### [Goal]
Pictures appear in the records below; write out everything else exactly.

Dataset items
....................

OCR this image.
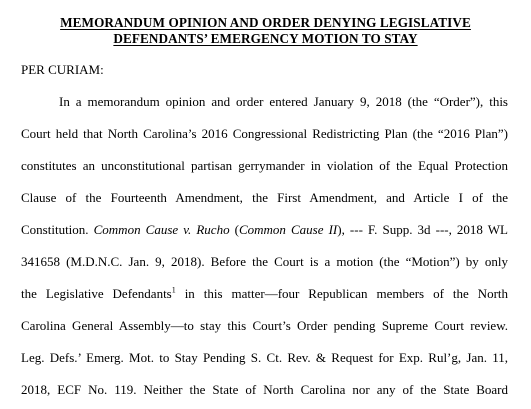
MEMORANDUM OPINION AND ORDER DENYING LEGISLATIVE
DEFENDANTS’ EMERGENCY MOTION TO STAY
PER CURIAM:
In a memorandum opinion and order entered January 9, 2018 (the “Order”), this
Court held that North Carolina’s 2016 Congressional Redistricting Plan (the “2016 Plan”)
constitutes an unconstitutional partisan gerrymander in violation of the Equal Protection
Clause of the Fourteenth Amendment, the First Amendment, and Article I of the
Constitution. Common Cause v. Rucho (Common Cause II), --- F. Supp. 3d ---, 2018 WL
341658 (M.D.N.C. Jan. 9, 2018). Before the Court is a motion (the “Motion”) by only
the Legislative Defendants$^1$ in this matter—four Republican members of the North
Carolina General Assembly—to stay this Court’s Order pending Supreme Court review.
Leg. Defs.’ Emerg. Mot. to Stay Pending S. Ct. Rev. & Request for Exp. Rul’g, Jan. 11,
2018, ECF No. 119. Neither the State of North Carolina nor any of the State Board
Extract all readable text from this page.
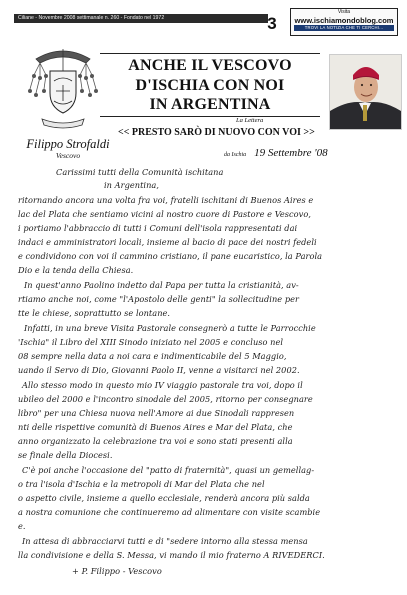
Ciliane - Novembre 2008 settimanale n. 260 - Fondato nel 1972	3
Visita
www.ischiamondoblog.com
TROVI LA NOTIZIA CHE TI CERCHI...
Filippo Strofaldi
Vescovo
ANCHE IL VESCOVO
D'ISCHIA CON NOI
IN ARGENTINA
La Lettera
<< PRESTO SARÒ DI NUOVO CON VOI >>
da Ischia 19 Settembre '08
Carissimi tutti della Comunità ischitana
in Argentina,
ritornando ancora una volta fra voi, fratelli ischitani di Buenos Aires e
lac del Plata che sentiamo vicini al nostro cuore di Pastore e Vescovo,
i portiamo l'abbraccio di tutti i Comuni dell'isola rappresentati dai
indaci e amministratori locali, insieme al bacio di pace dei nostri fedeli
e condividono con voi il cammino cristiano, il pane eucaristico, la Parola
Dio e la tenda della Chiesa.
In quest'anno Paolino indetto dal Papa per tutta la cristianità, av-
rtiamo anche noi, come "l'Apostolo delle genti" la sollecitudine per
tte le chiese, soprattutto se lontane.
Infatti, in una breve Visita Pastorale consegnerò a tutte le Parrocchie
'Ischia" il Libro del XIII Sinodo iniziato nel 2005 e concluso nel
08 sempre nella data a noi cara e indimenticabile del 5 Maggio,
uando il Servo di Dio, Giovanni Paolo II, venne a visitarci nel 2002.
Allo stesso modo in questo mio IV viaggio pastorale tra voi, dopo il
ubileo del 2000 e l'incontro sinodale del 2005, ritorno per consegnare
libro" per una Chiesa nuova nell'Amore ai due Sinodali rappresen
nti delle rispettive comunità di Buenos Aires e Mar del Plata, che
anno organizzato la celebrazione tra voi e sono stati presenti alla
se finale della Diocesi.
C'è poi anche l'occasione del "patto di fraternità", quasi un gemellag-
o tra l'isola d'Ischia e la metropoli di Mar del Plata che nel
o aspetto civile, insieme a quello ecclesiale, renderà ancora più salda
a nostra comunione che continueremo ad alimentare con visite scambie
e.
In attesa di abbracciarvi tutti e di "sedere intorno alla stessa mensa
lla condivisione e della S. Messa, vi mando il mio fraterno A RIVEDERCI.
+ P. Filippo - Vescovo
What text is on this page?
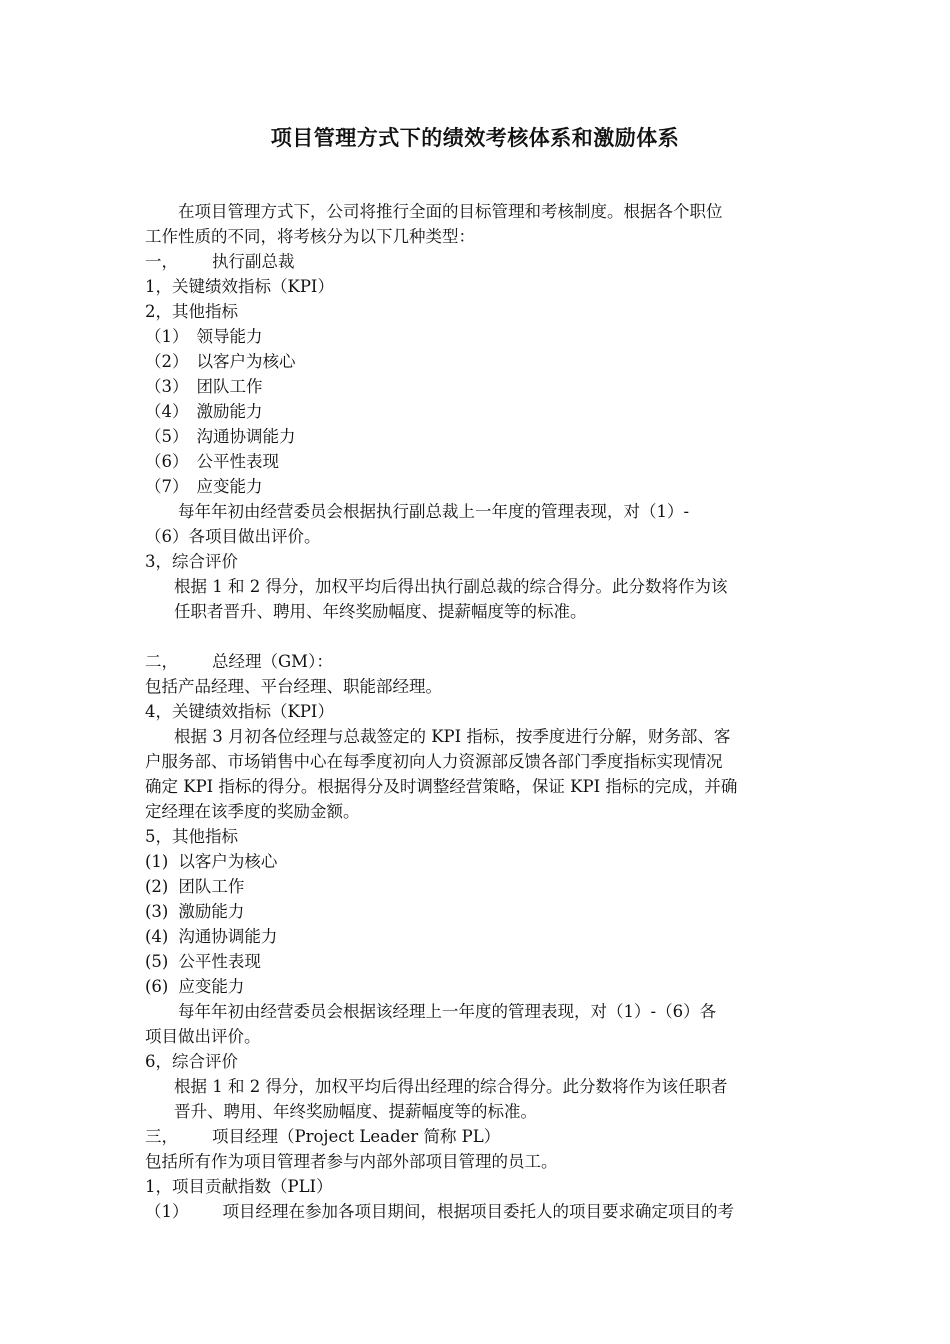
项目管理方式下的绩效考核体系和激励体系
在项目管理方式下，公司将推行全面的目标管理和考核制度。根据各个职位
工作性质的不同，将考核分为以下几种类型：
一， 执行副总裁
1，关键绩效指标（KPI）
2，其他指标
（1） 领导能力
（2） 以客户为核心
（3） 团队工作
（4） 激励能力
（5） 沟通协调能力
（6） 公平性表现
（7） 应变能力
每年年初由经营委员会根据执行副总裁上一年度的管理表现，对（1）-
（6）各项目做出评价。
3，综合评价
根据 1 和 2 得分，加权平均后得出执行副总裁的综合得分。此分数将作为该
任职者晋升、聘用、年终奖励幅度、提薪幅度等的标准。
二， 总经理（GM）：
包括产品经理、平台经理、职能部经理。
4，关键绩效指标（KPI）
根据 3 月初各位经理与总裁签定的 KPI 指标，按季度进行分解，财务部、客
户服务部、市场销售中心在每季度初向人力资源部反馈各部门季度指标实现情况
确定 KPI 指标的得分。根据得分及时调整经营策略，保证 KPI 指标的完成，并确
定经理在该季度的奖励金额。
5，其他指标
(1) 以客户为核心
(2) 团队工作
(3) 激励能力
(4) 沟通协调能力
(5) 公平性表现
(6) 应变能力
每年年初由经营委员会根据该经理上一年度的管理表现，对（1）-（6）各
项目做出评价。
6，综合评价
根据 1 和 2 得分，加权平均后得出经理的综合得分。此分数将作为该任职者
晋升、聘用、年终奖励幅度、提薪幅度等的标准。
三， 项目经理（Project Leader 简称 PL）
包括所有作为项目管理者参与内部外部项目管理的员工。
1，项目贡献指数（PLI）
（1） 项目经理在参加各项目期间，根据项目委托人的项目要求确定项目的考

....................

### [Finished answer]
OCR this image.
MEMORANDUM OPINION AND ORDER DENYING LEGISLATIVE
DEFENDANTS’ EMERGENCY MOTION TO STAY
PER CURIAM:
In a memorandum opinion and order entered January 9, 2018 (the “Order”), this
Court held that North Carolina’s 2016 Congressional Redistricting Plan (the “2016 Plan”)
constitutes an unconstitutional partisan gerrymander in violation of the Equal Protection
Clause of the Fourteenth Amendment, the First Amendment, and Article I of the
Constitution. Common Cause v. Rucho (Common Cause II), --- F. Supp. 3d ---, 2018 WL
341658 (M.D.N.C. Jan. 9, 2018). Before the Court is a motion (the “Motion”) by only
the Legislative Defendants$^1$ in this matter—four Republican members of the North
Carolina General Assembly—to stay this Court’s Order pending Supreme Court review.
Leg. Defs.’ Emerg. Mot. to Stay Pending S. Ct. Rev. & Request for Exp. Rul’g, Jan. 11,
2018, ECF No. 119. Neither the State of North Carolina nor any of the State Board
Extract all readable text from this page.
Ciliane - Novembre 2008 settimanale n. 260 - Fondato nel 1972	3
Visita
www.ischiamondoblog.com
TROVI LA NOTIZIA CHE TI CERCHI...
Filippo Strofaldi
Vescovo
ANCHE IL VESCOVO
D'ISCHIA CON NOI
IN ARGENTINA
La Lettera
<< PRESTO SARÒ DI NUOVO CON VOI >>
da Ischia 19 Settembre '08
Carissimi tutti della Comunità ischitana
in Argentina,
ritornando ancora una volta fra voi, fratelli ischitani di Buenos Aires e
lac del Plata che sentiamo vicini al nostro cuore di Pastore e Vescovo,
i portiamo l'abbraccio di tutti i Comuni dell'isola rappresentati dai
indaci e amministratori locali, insieme al bacio di pace dei nostri fedeli
e condividono con voi il cammino cristiano, il pane eucaristico, la Parola
Dio e la tenda della Chiesa.
In quest'anno Paolino indetto dal Papa per tutta la cristianità, av-
rtiamo anche noi, come "l'Apostolo delle genti" la sollecitudine per
tte le chiese, soprattutto se lontane.
Infatti, in una breve Visita Pastorale consegnerò a tutte le Parrocchie
'Ischia" il Libro del XIII Sinodo iniziato nel 2005 e concluso nel
08 sempre nella data a noi cara e indimenticabile del 5 Maggio,
uando il Servo di Dio, Giovanni Paolo II, venne a visitarci nel 2002.
Allo stesso modo in questo mio IV viaggio pastorale tra voi, dopo il
ubileo del 2000 e l'incontro sinodale del 2005, ritorno per consegnare
libro" per una Chiesa nuova nell'Amore ai due Sinodali rappresen
nti delle rispettive comunità di Buenos Aires e Mar del Plata, che
anno organizzato la celebrazione tra voi e sono stati presenti alla
se finale della Diocesi.
C'è poi anche l'occasione del "patto di fraternità", quasi un gemellag-
o tra l'isola d'Ischia e la metropoli di Mar del Plata che nel
o aspetto civile, insieme a quello ecclesiale, renderà ancora più salda
a nostra comunione che continueremo ad alimentare con visite scambie
e.
In attesa di abbracciarvi tutti e di "sedere intorno alla stessa mensa
lla condivisione e della S. Messa, vi mando il mio fraterno A RIVEDERCI.
+ P. Filippo - Vescovo
What text is on this page?
项目管理方式下的绩效考核体系和激励体系
在项目管理方式下，公司将推行全面的目标管理和考核制度。根据各个职位
工作性质的不同，将考核分为以下几种类型：
一， 执行副总裁
1，关键绩效指标（KPI）
2，其他指标
（1） 领导能力
（2） 以客户为核心
（3） 团队工作
（4） 激励能力
（5） 沟通协调能力
（6） 公平性表现
（7） 应变能力
每年年初由经营委员会根据执行副总裁上一年度的管理表现，对（1）-
（6）各项目做出评价。
3，综合评价
根据 1 和 2 得分，加权平均后得出执行副总裁的综合得分。此分数将作为该
任职者晋升、聘用、年终奖励幅度、提薪幅度等的标准。
二， 总经理（GM）：
包括产品经理、平台经理、职能部经理。
4，关键绩效指标（KPI）
根据 3 月初各位经理与总裁签定的 KPI 指标，按季度进行分解，财务部、客
户服务部、市场销售中心在每季度初向人力资源部反馈各部门季度指标实现情况
确定 KPI 指标的得分。根据得分及时调整经营策略，保证 KPI 指标的完成，并确
定经理在该季度的奖励金额。
5，其他指标
(1) 以客户为核心
(2) 团队工作
(3) 激励能力
(4) 沟通协调能力
(5) 公平性表现
(6) 应变能力
每年年初由经营委员会根据该经理上一年度的管理表现，对（1）-（6）各
项目做出评价。
6，综合评价
根据 1 和 2 得分，加权平均后得出经理的综合得分。此分数将作为该任职者
晋升、聘用、年终奖励幅度、提薪幅度等的标准。
三， 项目经理（Project Leader 简称 PL）
包括所有作为项目管理者参与内部外部项目管理的员工。
1，项目贡献指数（PLI）
（1） 项目经理在参加各项目期间，根据项目委托人的项目要求确定项目的考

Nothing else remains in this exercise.